* **EXTRAIT CITÉ**
%%
M. Poutine a affirmé que l'un ou l'autre de ces scénarios serait humiliant et pourrait entraîner un boycottage russe.

- Le CIO pourrait demander aux sept fédérations des sports olympiques d'hiver de décider de l'admissibilité individuelle des athlètes. Ce compromis a été retenu pour les Jeux olympiques de 2016 à Rio de Janeiro, au Brésil.

- Imposer une amende au Comité olympique russe. Des dizaines de millions de dollars pourraient servir à la lutte contre le dopage dans le monde entier.

Selon Joseph de Pencier, directeur général de l'iNADO, un groupe mondial d'agences nationales antidopage, une sanction financière serait « grossièrement inappropriée ».

« Cela enverrait le mauvais message, a déclaré de Pencier. C'est payant de tricher. »

Chronologie

Un signal d'alarme au sujet du dopage russe s'est fait entendre en juillet 2013, des semaines avant que Moscou accueille les Championnats du monde d'athlétisme. Le journal britannique The Mail on Sunday a rapporté des actions répréhensibles commises par Grigory Rodchenkov et le laboratoire de Moscou qu'il dirigeait, mais ces informations ont été pour la plupart ignorées.

En décembre 2014, dix mois après les Jeux olympiques de Sotchi, le réseau allemand ARD a diffusé un reportage du journaliste Hajo Seppelt sur le dopage largement répandu au sein de l'athlétisme russe, utilisant des enregistrements filmés en secret par des dénonciateurs.

L'Agence mondiale antidopage (AMA) a par la suite nommé un comité d'enquête présidé par Richard Pound, un vétéran membre du CIO. Ce comité comprenait également Richard McLaren. Leurs rapports publiés en novembre 2015 et janvier 2016 ont conduit à la suspension de la Fédération russe d'athlétisme, de l'agence antidopage et du laboratoire de Moscou.
%%
* **LISTE DES DONNÉES**
%%
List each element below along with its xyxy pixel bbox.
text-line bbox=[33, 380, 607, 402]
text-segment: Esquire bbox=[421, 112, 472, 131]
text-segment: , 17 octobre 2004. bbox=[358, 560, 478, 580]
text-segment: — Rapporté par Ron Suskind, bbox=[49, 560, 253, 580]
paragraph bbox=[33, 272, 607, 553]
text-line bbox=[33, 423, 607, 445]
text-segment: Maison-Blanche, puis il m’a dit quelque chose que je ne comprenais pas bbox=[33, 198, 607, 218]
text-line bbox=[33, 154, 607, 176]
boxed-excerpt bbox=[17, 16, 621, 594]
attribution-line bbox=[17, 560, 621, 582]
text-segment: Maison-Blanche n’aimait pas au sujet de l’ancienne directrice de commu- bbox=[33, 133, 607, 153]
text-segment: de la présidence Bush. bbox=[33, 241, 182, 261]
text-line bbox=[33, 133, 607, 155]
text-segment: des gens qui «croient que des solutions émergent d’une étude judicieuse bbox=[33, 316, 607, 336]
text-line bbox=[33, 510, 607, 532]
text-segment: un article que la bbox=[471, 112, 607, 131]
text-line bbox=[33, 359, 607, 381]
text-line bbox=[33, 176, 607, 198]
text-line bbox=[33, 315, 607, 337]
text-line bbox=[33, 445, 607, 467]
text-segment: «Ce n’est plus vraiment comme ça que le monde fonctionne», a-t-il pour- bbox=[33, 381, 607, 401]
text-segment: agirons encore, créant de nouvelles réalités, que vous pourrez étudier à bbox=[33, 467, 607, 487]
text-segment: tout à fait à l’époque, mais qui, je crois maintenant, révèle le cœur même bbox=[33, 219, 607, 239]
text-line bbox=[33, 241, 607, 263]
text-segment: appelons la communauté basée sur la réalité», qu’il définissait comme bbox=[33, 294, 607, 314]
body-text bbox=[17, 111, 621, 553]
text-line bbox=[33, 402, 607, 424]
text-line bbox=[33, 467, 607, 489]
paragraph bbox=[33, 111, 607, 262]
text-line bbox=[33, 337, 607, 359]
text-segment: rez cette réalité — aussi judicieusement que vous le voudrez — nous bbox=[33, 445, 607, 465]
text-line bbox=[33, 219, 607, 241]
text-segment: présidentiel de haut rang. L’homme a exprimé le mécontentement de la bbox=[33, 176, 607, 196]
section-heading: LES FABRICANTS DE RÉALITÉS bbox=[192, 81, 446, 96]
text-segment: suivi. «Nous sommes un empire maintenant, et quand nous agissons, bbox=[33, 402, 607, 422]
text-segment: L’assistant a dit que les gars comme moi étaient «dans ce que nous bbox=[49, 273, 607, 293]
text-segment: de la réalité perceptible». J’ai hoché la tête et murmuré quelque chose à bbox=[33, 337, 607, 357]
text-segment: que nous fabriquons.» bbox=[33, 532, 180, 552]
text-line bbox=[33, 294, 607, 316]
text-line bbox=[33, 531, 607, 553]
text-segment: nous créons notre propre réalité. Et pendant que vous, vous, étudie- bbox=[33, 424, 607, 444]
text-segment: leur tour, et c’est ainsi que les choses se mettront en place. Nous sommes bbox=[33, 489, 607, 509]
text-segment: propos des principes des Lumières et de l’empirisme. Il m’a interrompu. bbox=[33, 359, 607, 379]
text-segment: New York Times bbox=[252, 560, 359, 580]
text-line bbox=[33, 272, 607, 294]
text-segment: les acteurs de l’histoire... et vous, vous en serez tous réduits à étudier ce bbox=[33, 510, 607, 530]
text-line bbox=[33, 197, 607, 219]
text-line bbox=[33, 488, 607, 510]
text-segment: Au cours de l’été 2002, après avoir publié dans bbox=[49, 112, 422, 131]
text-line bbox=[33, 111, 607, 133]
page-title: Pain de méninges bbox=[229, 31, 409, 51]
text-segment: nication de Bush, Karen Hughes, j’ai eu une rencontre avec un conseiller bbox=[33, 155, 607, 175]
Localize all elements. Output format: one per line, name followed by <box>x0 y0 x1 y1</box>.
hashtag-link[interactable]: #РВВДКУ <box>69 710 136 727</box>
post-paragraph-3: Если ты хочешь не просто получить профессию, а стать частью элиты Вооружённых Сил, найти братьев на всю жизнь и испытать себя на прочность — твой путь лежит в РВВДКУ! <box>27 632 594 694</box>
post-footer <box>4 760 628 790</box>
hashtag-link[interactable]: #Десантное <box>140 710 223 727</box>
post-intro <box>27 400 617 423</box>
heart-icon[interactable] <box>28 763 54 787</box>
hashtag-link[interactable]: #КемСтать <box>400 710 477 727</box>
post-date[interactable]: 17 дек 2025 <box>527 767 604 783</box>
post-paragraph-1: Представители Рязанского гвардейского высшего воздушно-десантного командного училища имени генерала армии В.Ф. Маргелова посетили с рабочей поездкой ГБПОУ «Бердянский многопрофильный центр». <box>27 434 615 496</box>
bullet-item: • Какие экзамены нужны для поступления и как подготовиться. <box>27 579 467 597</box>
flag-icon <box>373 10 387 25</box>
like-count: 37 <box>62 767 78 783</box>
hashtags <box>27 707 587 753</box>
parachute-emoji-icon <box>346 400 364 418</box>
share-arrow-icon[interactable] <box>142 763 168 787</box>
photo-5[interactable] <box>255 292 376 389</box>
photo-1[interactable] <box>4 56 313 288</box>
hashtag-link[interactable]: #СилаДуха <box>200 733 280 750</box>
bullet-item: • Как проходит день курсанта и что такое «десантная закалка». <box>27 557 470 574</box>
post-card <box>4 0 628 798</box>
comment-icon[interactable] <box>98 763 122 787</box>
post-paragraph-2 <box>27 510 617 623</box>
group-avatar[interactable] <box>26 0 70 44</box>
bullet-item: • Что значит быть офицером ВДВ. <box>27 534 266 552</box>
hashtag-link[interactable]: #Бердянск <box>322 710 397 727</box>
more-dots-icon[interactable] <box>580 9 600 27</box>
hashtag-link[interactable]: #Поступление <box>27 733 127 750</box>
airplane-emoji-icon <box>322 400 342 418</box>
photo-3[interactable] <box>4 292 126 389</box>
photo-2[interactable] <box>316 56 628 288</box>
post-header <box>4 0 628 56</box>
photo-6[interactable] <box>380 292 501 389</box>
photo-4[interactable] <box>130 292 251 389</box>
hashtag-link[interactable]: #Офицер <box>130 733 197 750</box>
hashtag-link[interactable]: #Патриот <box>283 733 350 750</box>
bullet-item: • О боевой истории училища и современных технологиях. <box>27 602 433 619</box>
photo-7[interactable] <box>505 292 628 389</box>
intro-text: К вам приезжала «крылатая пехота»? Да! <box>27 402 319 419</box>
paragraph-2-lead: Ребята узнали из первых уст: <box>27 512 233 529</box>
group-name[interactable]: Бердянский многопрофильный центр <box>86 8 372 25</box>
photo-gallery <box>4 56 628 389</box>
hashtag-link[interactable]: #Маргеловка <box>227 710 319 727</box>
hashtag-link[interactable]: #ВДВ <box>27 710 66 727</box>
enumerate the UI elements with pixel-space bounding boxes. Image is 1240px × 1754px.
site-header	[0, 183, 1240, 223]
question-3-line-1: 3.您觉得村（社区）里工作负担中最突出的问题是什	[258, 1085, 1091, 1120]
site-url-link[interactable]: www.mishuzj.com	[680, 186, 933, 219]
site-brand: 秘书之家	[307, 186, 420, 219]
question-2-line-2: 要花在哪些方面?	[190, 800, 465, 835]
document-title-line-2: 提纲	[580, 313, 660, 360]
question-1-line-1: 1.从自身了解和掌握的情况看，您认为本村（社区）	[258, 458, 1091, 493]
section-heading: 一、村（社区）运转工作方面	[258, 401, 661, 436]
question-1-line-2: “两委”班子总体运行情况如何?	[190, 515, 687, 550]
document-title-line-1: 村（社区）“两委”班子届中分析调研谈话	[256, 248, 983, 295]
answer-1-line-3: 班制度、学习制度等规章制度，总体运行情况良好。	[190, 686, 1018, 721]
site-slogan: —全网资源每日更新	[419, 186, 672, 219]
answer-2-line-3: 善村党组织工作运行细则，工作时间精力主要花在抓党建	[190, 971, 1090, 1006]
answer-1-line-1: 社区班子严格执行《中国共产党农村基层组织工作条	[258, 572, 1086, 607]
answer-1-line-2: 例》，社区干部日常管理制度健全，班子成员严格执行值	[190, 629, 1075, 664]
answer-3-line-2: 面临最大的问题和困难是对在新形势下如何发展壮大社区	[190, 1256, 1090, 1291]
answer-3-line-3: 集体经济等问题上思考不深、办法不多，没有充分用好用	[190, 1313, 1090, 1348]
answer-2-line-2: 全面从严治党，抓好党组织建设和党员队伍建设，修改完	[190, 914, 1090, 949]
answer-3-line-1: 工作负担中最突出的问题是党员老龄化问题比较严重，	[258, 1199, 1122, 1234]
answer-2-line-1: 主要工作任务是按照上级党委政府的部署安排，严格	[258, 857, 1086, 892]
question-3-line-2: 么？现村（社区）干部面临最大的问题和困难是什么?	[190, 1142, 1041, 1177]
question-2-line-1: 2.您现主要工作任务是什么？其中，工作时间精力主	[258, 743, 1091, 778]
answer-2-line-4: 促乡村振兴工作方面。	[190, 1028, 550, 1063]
%%
* **EXERCICES PROPOSÉS**
1. Recopiez le passage de l'extrait sur le dopage russe qui commence aux mots « En décembre 2014, dix » et s'arrête après les mots « par des dénonciateurs. ».
2. Réécrivez sous forme de liste le paragraphe de l'extrait sur le dopage russe qui commence par « L'Agence mondiale antidopage », en conservant ses faits principaux.
3. D'après l'extrait sur le dopage russe, quel réseau a diffusé en décembre 2014 le reportage de Hajo Seppelt ?

* **CORRIGÉ DES EXERCICES**
1.
En décembre 2014, dix mois après les Jeux olympiques de Sotchi, le réseau allemand ARD a diffusé un reportage du journaliste Hajo Seppelt sur le dopage largement répandu au sein de l'athlétisme russe, utilisant des enregistrements filmés en secret par des dénonciateurs.

2.
- L'Agence mondiale antidopage (AMA) a nommé un comité d'enquête présidé par Richard Pound, un vétéran membre du CIO.
- Richard McLaren faisait également partie de ce comité.
- Les rapports du comité ont été publiés en novembre 2015 et en janvier 2016.
- Ils ont conduit à la suspension de la Fédération russe d'athlétisme, de l'agence antidopage et du laboratoire de Moscou.

3. Le réseau allemand ARD.